#### Extracted material ####

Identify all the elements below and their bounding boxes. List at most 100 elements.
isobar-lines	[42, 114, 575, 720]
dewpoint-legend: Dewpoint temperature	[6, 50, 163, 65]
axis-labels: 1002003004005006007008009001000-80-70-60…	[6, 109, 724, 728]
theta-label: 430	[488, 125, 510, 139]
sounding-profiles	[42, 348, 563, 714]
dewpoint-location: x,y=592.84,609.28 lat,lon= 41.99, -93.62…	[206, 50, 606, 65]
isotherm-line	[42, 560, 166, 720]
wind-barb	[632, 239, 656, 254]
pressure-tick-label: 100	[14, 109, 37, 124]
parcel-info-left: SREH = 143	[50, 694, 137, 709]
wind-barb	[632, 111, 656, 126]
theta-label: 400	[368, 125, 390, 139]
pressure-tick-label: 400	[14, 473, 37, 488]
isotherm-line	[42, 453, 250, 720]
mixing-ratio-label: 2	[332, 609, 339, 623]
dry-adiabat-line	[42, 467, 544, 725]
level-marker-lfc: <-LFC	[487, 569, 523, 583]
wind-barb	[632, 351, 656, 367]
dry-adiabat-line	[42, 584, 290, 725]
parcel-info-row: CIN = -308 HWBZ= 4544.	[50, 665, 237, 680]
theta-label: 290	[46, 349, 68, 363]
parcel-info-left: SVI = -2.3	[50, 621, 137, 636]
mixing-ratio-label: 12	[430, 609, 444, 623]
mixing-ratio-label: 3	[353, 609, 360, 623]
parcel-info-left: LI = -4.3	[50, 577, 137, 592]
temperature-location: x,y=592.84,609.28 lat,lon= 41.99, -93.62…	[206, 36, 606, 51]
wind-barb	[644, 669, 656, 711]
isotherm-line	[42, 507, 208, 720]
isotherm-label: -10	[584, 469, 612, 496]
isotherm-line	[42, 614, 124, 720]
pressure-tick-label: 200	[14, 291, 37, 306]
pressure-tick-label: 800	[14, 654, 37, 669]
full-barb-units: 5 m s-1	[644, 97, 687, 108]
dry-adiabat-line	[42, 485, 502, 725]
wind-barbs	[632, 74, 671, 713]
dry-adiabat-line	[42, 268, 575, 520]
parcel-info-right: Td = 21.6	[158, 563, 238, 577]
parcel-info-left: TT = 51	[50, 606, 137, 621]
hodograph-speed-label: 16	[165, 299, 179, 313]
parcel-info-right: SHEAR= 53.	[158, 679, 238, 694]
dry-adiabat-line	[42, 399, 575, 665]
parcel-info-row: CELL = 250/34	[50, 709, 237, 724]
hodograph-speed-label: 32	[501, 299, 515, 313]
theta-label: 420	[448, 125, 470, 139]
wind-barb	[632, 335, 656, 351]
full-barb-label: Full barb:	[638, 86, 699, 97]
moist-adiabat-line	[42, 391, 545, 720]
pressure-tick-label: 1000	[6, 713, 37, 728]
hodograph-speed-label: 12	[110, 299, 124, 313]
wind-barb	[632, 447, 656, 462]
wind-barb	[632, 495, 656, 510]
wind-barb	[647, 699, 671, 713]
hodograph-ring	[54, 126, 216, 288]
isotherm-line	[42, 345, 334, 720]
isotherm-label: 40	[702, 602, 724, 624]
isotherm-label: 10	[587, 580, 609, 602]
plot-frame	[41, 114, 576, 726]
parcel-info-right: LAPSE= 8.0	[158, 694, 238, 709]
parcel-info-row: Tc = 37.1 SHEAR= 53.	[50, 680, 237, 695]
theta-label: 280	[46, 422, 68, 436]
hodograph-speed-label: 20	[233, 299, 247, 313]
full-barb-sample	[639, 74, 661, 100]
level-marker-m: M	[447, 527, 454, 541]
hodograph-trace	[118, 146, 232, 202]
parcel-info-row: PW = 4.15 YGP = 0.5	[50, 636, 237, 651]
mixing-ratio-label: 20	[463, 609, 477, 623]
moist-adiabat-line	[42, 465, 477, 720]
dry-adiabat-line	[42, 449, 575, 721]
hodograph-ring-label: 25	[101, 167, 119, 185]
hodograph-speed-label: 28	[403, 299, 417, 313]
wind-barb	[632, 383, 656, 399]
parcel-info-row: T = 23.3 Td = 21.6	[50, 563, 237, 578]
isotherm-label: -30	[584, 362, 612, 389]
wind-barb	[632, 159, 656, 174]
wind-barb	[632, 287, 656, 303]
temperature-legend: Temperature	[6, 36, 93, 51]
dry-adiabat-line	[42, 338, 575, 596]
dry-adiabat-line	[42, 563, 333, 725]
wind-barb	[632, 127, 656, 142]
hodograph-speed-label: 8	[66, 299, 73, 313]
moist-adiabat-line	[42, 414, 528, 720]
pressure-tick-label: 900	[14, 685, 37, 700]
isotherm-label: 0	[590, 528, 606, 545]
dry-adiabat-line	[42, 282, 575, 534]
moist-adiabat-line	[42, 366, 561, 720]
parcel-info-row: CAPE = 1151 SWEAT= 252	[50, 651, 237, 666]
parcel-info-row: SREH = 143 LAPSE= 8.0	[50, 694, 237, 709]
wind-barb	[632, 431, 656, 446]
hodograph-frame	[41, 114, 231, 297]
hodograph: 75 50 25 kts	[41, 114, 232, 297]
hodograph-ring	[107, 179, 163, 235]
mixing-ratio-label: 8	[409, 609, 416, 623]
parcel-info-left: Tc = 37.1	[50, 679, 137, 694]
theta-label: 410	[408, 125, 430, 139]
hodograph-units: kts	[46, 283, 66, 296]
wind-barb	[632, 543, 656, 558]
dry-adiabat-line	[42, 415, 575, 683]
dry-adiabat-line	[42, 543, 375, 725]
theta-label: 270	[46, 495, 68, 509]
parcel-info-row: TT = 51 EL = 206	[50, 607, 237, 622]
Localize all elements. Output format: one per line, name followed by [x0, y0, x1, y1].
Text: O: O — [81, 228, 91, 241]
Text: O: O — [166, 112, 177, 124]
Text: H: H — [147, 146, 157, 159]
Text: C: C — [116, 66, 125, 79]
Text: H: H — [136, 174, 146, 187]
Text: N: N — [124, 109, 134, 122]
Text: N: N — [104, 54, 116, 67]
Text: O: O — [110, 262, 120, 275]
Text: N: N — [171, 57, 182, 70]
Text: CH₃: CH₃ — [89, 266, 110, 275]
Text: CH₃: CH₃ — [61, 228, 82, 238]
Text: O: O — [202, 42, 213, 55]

####

# Given request
How many lines of the material above contain the string "frame" with the same capitalization? Reply with the number only.

# Result of this task
2